MATERIALS PROVIDED:
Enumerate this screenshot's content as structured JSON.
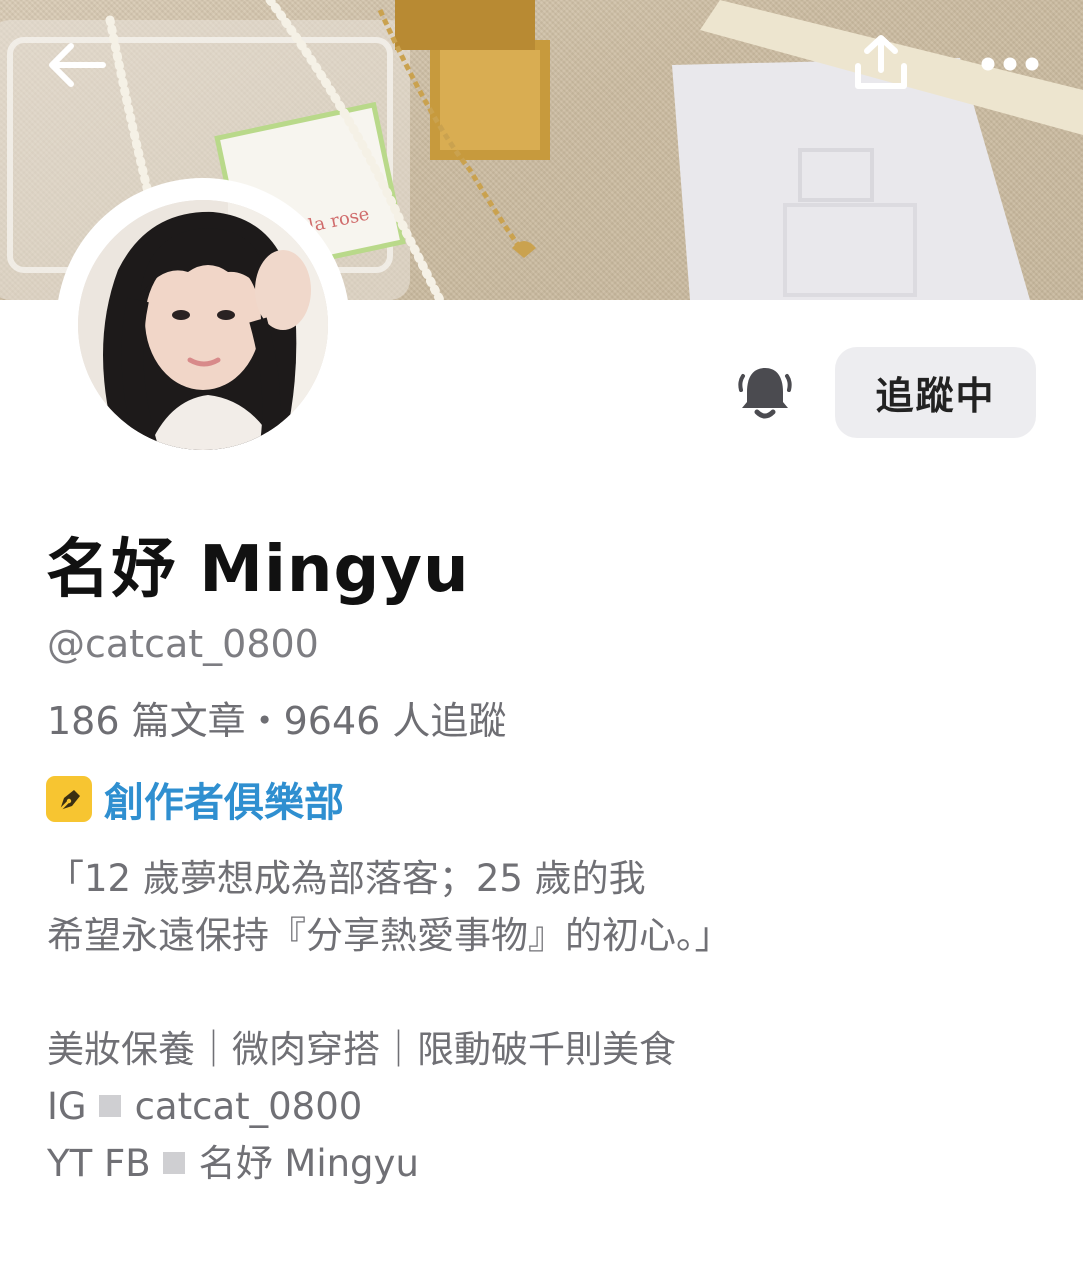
{
  "header": {
    "back_icon": "arrow-left-icon",
    "share_icon": "share-upload-icon",
    "more_icon": "more-dots-icon"
  },
  "profile": {
    "name": "名妤 Mingyu",
    "handle": "@catcat_0800",
    "stats": "186 篇文章・9646 人追蹤",
    "club_label": "創作者俱樂部",
    "follow_button": "追蹤中"
  },
  "bio": {
    "line1": "「12 歲夢想成為部落客；25 歲的我",
    "line2": "希望永遠保持『分享熱愛事物』的初心。」",
    "line3": "美妝保養｜微肉穿搭｜限動破千則美食",
    "ig_label": "IG",
    "ig_value": "catcat_0800",
    "yt_label": "YT FB",
    "yt_value": "名妤 Mingyu"
  },
  "colors": {
    "accent_link": "#2f8fd0",
    "badge": "#f7c531",
    "follow_bg": "#ededf0",
    "muted_text": "#707075"
  }
}
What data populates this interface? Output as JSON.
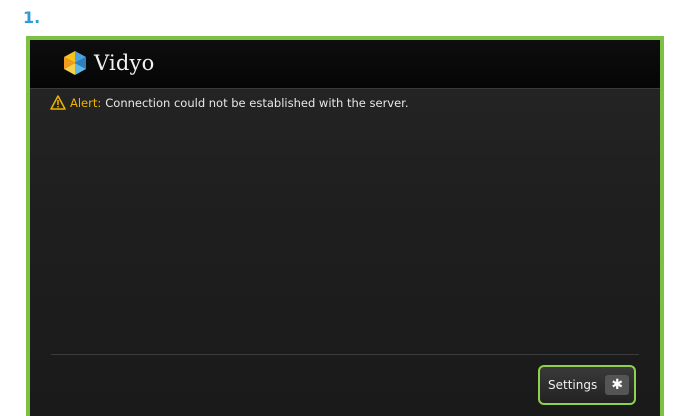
{
  "step": {
    "number": "1."
  },
  "app": {
    "name": "Vidyo"
  },
  "alert": {
    "label": "Alert:",
    "message": "Connection could not be established with the server."
  },
  "footer": {
    "settings_label": "Settings",
    "settings_icon": "gear-icon"
  },
  "colors": {
    "step_number": "#2f9bd6",
    "frame_border": "#7cc142",
    "alert_label": "#f0b400",
    "button_border": "#8fd14a"
  }
}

REQUIRED TASK: Take the entries shown above and quote them verbatim, passing over the pictures.

OUTPUT OF THE TASK:
Enumerate this screenshot's content as structured JSON.
{
  "header": {
    "back_icon": "arrow-left-icon",
    "share_icon": "share-upload-icon",
    "more_icon": "more-dots-icon"
  },
  "profile": {
    "name": "名妤 Mingyu",
    "handle": "@catcat_0800",
    "stats": "186 篇文章・9646 人追蹤",
    "club_label": "創作者俱樂部",
    "follow_button": "追蹤中"
  },
  "bio": {
    "line1": "「12 歲夢想成為部落客；25 歲的我",
    "line2": "希望永遠保持『分享熱愛事物』的初心。」",
    "line3": "美妝保養｜微肉穿搭｜限動破千則美食",
    "ig_label": "IG",
    "ig_value": "catcat_0800",
    "yt_label": "YT FB",
    "yt_value": "名妤 Mingyu"
  },
  "colors": {
    "accent_link": "#2f8fd0",
    "badge": "#f7c531",
    "follow_bg": "#ededf0",
    "muted_text": "#707075"
  }
}
What data populates this interface? Output as JSON.
{
  "step": {
    "number": "1."
  },
  "app": {
    "name": "Vidyo"
  },
  "alert": {
    "label": "Alert:",
    "message": "Connection could not be established with the server."
  },
  "footer": {
    "settings_label": "Settings",
    "settings_icon": "gear-icon"
  },
  "colors": {
    "step_number": "#2f9bd6",
    "frame_border": "#7cc142",
    "alert_label": "#f0b400",
    "button_border": "#8fd14a"
  }
}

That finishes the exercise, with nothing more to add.